**TASK DESCRIPTION**
Retype the listing that follows, exactly as written.

· · ·

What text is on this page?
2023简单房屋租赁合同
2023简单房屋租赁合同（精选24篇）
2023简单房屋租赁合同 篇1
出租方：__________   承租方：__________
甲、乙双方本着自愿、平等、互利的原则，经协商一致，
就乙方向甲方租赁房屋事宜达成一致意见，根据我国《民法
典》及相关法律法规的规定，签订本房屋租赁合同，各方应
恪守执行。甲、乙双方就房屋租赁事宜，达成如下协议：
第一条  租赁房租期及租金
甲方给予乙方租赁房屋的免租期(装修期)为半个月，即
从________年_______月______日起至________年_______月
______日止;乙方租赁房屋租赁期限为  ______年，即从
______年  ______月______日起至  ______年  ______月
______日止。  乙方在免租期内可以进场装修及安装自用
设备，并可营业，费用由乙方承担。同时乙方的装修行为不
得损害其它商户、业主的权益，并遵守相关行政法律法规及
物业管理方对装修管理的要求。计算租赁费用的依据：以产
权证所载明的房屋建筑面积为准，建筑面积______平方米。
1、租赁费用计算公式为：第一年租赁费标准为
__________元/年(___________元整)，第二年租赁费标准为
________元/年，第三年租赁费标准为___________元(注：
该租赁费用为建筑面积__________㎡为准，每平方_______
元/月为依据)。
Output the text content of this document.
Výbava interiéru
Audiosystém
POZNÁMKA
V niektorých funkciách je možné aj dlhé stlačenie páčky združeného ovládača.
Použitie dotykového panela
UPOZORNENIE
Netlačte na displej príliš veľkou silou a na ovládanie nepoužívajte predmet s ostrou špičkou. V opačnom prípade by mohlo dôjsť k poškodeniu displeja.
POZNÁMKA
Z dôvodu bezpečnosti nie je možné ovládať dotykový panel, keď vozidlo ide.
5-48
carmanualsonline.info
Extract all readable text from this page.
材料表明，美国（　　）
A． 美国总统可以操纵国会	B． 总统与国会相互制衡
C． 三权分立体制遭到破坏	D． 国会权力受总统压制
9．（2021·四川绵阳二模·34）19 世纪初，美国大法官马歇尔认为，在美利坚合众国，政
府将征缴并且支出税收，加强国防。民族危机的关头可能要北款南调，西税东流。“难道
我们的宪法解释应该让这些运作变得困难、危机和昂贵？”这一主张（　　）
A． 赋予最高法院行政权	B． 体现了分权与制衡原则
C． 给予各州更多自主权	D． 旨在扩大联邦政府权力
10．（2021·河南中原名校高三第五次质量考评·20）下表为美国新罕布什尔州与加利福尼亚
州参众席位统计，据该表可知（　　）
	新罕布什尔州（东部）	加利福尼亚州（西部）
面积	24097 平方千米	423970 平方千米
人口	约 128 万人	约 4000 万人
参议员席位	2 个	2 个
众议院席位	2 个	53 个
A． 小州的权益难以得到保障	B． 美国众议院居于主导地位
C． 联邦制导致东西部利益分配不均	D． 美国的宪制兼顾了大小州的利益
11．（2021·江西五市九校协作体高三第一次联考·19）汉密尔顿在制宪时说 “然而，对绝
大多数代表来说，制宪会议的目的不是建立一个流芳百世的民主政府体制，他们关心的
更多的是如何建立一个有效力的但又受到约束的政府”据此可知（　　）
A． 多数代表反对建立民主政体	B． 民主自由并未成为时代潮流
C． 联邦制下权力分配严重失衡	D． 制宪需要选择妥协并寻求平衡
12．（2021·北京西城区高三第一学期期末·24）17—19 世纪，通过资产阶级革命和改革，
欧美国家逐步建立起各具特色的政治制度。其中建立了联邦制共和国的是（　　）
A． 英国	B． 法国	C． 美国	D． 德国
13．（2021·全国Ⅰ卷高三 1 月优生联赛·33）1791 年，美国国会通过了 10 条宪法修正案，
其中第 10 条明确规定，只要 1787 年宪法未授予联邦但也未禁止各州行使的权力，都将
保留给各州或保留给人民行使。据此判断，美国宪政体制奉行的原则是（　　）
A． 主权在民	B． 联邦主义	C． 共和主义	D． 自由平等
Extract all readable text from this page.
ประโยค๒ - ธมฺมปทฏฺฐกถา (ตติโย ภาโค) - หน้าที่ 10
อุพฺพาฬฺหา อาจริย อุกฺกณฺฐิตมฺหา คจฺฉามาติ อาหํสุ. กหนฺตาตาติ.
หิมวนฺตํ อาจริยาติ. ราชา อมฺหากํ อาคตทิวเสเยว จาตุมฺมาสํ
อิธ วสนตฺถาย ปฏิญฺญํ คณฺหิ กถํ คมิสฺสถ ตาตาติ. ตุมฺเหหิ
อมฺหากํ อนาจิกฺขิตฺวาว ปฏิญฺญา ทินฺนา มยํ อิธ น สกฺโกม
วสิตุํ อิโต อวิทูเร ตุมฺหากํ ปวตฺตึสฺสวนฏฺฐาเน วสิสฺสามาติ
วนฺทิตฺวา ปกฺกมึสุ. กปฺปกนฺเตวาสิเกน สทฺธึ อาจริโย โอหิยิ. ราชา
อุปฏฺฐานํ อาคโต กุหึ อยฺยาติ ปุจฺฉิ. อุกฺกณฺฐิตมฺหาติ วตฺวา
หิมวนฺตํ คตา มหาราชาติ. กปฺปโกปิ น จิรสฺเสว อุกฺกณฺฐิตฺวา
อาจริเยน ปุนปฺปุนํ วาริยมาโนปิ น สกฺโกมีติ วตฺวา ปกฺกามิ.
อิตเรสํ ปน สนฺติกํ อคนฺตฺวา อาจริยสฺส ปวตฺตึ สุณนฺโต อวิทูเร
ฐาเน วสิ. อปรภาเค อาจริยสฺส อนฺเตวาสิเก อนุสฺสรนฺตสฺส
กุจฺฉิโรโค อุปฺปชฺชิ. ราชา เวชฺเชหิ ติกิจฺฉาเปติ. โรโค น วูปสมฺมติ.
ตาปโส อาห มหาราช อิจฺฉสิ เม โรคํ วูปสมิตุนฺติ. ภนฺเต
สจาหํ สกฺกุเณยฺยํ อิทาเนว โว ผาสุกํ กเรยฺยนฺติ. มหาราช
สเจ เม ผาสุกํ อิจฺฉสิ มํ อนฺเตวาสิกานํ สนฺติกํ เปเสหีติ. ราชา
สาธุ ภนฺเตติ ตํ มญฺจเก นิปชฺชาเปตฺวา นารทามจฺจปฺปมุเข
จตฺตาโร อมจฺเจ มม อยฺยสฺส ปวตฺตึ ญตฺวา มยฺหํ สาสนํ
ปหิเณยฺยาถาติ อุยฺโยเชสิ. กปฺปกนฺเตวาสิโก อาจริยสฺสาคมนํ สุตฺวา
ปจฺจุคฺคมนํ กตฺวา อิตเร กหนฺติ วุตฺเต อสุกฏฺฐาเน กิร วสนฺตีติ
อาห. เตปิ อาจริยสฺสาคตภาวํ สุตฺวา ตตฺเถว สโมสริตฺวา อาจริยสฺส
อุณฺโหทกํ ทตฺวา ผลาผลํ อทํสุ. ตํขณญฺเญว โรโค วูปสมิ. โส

· · ·

**THE SOLUTION**
What text is on this page?
2023简单房屋租赁合同
2023简单房屋租赁合同（精选24篇）
2023简单房屋租赁合同 篇1
出租方：__________   承租方：__________
甲、乙双方本着自愿、平等、互利的原则，经协商一致，
就乙方向甲方租赁房屋事宜达成一致意见，根据我国《民法
典》及相关法律法规的规定，签订本房屋租赁合同，各方应
恪守执行。甲、乙双方就房屋租赁事宜，达成如下协议：
第一条  租赁房租期及租金
甲方给予乙方租赁房屋的免租期(装修期)为半个月，即
从________年_______月______日起至________年_______月
______日止;乙方租赁房屋租赁期限为  ______年，即从
______年  ______月______日起至  ______年  ______月
______日止。  乙方在免租期内可以进场装修及安装自用
设备，并可营业，费用由乙方承担。同时乙方的装修行为不
得损害其它商户、业主的权益，并遵守相关行政法律法规及
物业管理方对装修管理的要求。计算租赁费用的依据：以产
权证所载明的房屋建筑面积为准，建筑面积______平方米。
1、租赁费用计算公式为：第一年租赁费标准为
__________元/年(___________元整)，第二年租赁费标准为
________元/年，第三年租赁费标准为___________元(注：
该租赁费用为建筑面积__________㎡为准，每平方_______
元/月为依据)。
Output the text content of this document.
Výbava interiéru
Audiosystém
POZNÁMKA
V niektorých funkciách je možné aj dlhé stlačenie páčky združeného ovládača.
Použitie dotykového panela
UPOZORNENIE
Netlačte na displej príliš veľkou silou a na ovládanie nepoužívajte predmet s ostrou špičkou. V opačnom prípade by mohlo dôjsť k poškodeniu displeja.
POZNÁMKA
Z dôvodu bezpečnosti nie je možné ovládať dotykový panel, keď vozidlo ide.
5-48
carmanualsonline.info
Extract all readable text from this page.
材料表明，美国（　　）
A． 美国总统可以操纵国会	B． 总统与国会相互制衡
C． 三权分立体制遭到破坏	D． 国会权力受总统压制
9．（2021·四川绵阳二模·34）19 世纪初，美国大法官马歇尔认为，在美利坚合众国，政
府将征缴并且支出税收，加强国防。民族危机的关头可能要北款南调，西税东流。“难道
我们的宪法解释应该让这些运作变得困难、危机和昂贵？”这一主张（　　）
A． 赋予最高法院行政权	B． 体现了分权与制衡原则
C． 给予各州更多自主权	D． 旨在扩大联邦政府权力
10．（2021·河南中原名校高三第五次质量考评·20）下表为美国新罕布什尔州与加利福尼亚
州参众席位统计，据该表可知（　　）
	新罕布什尔州（东部）	加利福尼亚州（西部）
面积	24097 平方千米	423970 平方千米
人口	约 128 万人	约 4000 万人
参议员席位	2 个	2 个
众议院席位	2 个	53 个
A． 小州的权益难以得到保障	B． 美国众议院居于主导地位
C． 联邦制导致东西部利益分配不均	D． 美国的宪制兼顾了大小州的利益
11．（2021·江西五市九校协作体高三第一次联考·19）汉密尔顿在制宪时说 “然而，对绝
大多数代表来说，制宪会议的目的不是建立一个流芳百世的民主政府体制，他们关心的
更多的是如何建立一个有效力的但又受到约束的政府”据此可知（　　）
A． 多数代表反对建立民主政体	B． 民主自由并未成为时代潮流
C． 联邦制下权力分配严重失衡	D． 制宪需要选择妥协并寻求平衡
12．（2021·北京西城区高三第一学期期末·24）17—19 世纪，通过资产阶级革命和改革，
欧美国家逐步建立起各具特色的政治制度。其中建立了联邦制共和国的是（　　）
A． 英国	B． 法国	C． 美国	D． 德国
13．（2021·全国Ⅰ卷高三 1 月优生联赛·33）1791 年，美国国会通过了 10 条宪法修正案，
其中第 10 条明确规定，只要 1787 年宪法未授予联邦但也未禁止各州行使的权力，都将
保留给各州或保留给人民行使。据此判断，美国宪政体制奉行的原则是（　　）
A． 主权在民	B． 联邦主义	C． 共和主义	D． 自由平等
Extract all readable text from this page.
ประโยค๒ - ธมฺมปทฏฺฐกถา (ตติโย ภาโค) - หน้าที่ 10
อุพฺพาฬฺหา อาจริย อุกฺกณฺฐิตมฺหา คจฺฉามาติ อาหํสุ. กหนฺตาตาติ.
หิมวนฺตํ อาจริยาติ. ราชา อมฺหากํ อาคตทิวเสเยว จาตุมฺมาสํ
อิธ วสนตฺถาย ปฏิญฺญํ คณฺหิ กถํ คมิสฺสถ ตาตาติ. ตุมฺเหหิ
อมฺหากํ อนาจิกฺขิตฺวาว ปฏิญฺญา ทินฺนา มยํ อิธ น สกฺโกม
วสิตุํ อิโต อวิทูเร ตุมฺหากํ ปวตฺตึสฺสวนฏฺฐาเน วสิสฺสามาติ
วนฺทิตฺวา ปกฺกมึสุ. กปฺปกนฺเตวาสิเกน สทฺธึ อาจริโย โอหิยิ. ราชา
อุปฏฺฐานํ อาคโต กุหึ อยฺยาติ ปุจฺฉิ. อุกฺกณฺฐิตมฺหาติ วตฺวา
หิมวนฺตํ คตา มหาราชาติ. กปฺปโกปิ น จิรสฺเสว อุกฺกณฺฐิตฺวา
อาจริเยน ปุนปฺปุนํ วาริยมาโนปิ น สกฺโกมีติ วตฺวา ปกฺกามิ.
อิตเรสํ ปน สนฺติกํ อคนฺตฺวา อาจริยสฺส ปวตฺตึ สุณนฺโต อวิทูเร
ฐาเน วสิ. อปรภาเค อาจริยสฺส อนฺเตวาสิเก อนุสฺสรนฺตสฺส
กุจฺฉิโรโค อุปฺปชฺชิ. ราชา เวชฺเชหิ ติกิจฺฉาเปติ. โรโค น วูปสมฺมติ.
ตาปโส อาห มหาราช อิจฺฉสิ เม โรคํ วูปสมิตุนฺติ. ภนฺเต
สจาหํ สกฺกุเณยฺยํ อิทาเนว โว ผาสุกํ กเรยฺยนฺติ. มหาราช
สเจ เม ผาสุกํ อิจฺฉสิ มํ อนฺเตวาสิกานํ สนฺติกํ เปเสหีติ. ราชา
สาธุ ภนฺเตติ ตํ มญฺจเก นิปชฺชาเปตฺวา นารทามจฺจปฺปมุเข
จตฺตาโร อมจฺเจ มม อยฺยสฺส ปวตฺตึ ญตฺวา มยฺหํ สาสนํ
ปหิเณยฺยาถาติ อุยฺโยเชสิ. กปฺปกนฺเตวาสิโก อาจริยสฺสาคมนํ สุตฺวา
ปจฺจุคฺคมนํ กตฺวา อิตเร กหนฺติ วุตฺเต อสุกฏฺฐาเน กิร วสนฺตีติ
อาห. เตปิ อาจริยสฺสาคตภาวํ สุตฺวา ตตฺเถว สโมสริตฺวา อาจริยสฺส
อุณฺโหทกํ ทตฺวา ผลาผลํ อทํสุ. ตํขณญฺเญว โรโค วูปสมิ. โส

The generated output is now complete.